▸ **WHAT YOU SHOULD DO**:
Search the records below for the word "expressed" and show every line where it occurs.

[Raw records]
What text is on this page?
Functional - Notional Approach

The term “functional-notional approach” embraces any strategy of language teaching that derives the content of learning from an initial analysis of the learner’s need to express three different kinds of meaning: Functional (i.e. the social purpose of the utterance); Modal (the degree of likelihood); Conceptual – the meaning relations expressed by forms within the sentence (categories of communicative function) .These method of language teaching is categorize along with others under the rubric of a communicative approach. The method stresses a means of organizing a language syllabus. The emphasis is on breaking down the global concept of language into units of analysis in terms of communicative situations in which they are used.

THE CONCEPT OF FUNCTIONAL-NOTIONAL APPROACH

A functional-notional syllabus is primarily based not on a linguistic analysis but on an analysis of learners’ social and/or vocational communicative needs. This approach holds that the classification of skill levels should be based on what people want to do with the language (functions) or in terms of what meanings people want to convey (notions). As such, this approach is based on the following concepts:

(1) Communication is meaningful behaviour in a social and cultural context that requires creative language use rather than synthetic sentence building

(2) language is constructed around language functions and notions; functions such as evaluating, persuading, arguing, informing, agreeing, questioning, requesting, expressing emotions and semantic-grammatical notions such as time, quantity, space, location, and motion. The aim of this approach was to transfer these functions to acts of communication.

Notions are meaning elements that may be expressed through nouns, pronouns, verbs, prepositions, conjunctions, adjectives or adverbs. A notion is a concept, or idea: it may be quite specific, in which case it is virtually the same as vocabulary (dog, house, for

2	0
--
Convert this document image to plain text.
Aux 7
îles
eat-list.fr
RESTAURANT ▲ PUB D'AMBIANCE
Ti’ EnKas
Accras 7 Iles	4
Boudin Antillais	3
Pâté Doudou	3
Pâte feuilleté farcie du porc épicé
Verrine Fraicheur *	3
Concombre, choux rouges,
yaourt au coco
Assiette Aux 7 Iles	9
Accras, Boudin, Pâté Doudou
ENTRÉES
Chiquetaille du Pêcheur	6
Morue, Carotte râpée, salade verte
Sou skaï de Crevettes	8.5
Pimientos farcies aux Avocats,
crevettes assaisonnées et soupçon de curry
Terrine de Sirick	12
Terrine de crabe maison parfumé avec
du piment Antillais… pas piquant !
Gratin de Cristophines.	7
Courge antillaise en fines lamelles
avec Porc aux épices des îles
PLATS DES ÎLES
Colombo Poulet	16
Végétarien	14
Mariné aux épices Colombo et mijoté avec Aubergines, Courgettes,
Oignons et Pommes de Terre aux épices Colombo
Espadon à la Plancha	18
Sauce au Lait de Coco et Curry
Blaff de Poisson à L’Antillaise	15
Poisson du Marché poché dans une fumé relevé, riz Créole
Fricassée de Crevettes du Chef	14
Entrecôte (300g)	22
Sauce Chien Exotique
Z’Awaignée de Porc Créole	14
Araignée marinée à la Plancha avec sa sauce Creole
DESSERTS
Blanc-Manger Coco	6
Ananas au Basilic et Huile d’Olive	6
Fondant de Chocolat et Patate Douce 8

▸ **EXERCISE RESULT**:
The term “functional-notional approach” embraces any strategy of language teaching that derives the content of learning from an initial analysis of the learner’s need to express three different kinds of meaning: Functional (i.e. the social purpose of the utterance); Modal (the degree of likelihood); Conceptual – the meaning relations expressed by forms within the sentence (categories of communicative function) .These method of language teaching is categorize along with others under the rubric of a communicative approach. The method stresses a means of organizing a language syllabus. The emphasis is on breaking down the global concept of language into units of analysis in terms of communicative situations in which they are used.
Notions are meaning elements that may be expressed through nouns, pronouns, verbs, prepositions, conjunctions, adjectives or adverbs. A notion is a concept, or idea: it may be quite specific, in which case it is virtually the same as vocabulary (dog, house, for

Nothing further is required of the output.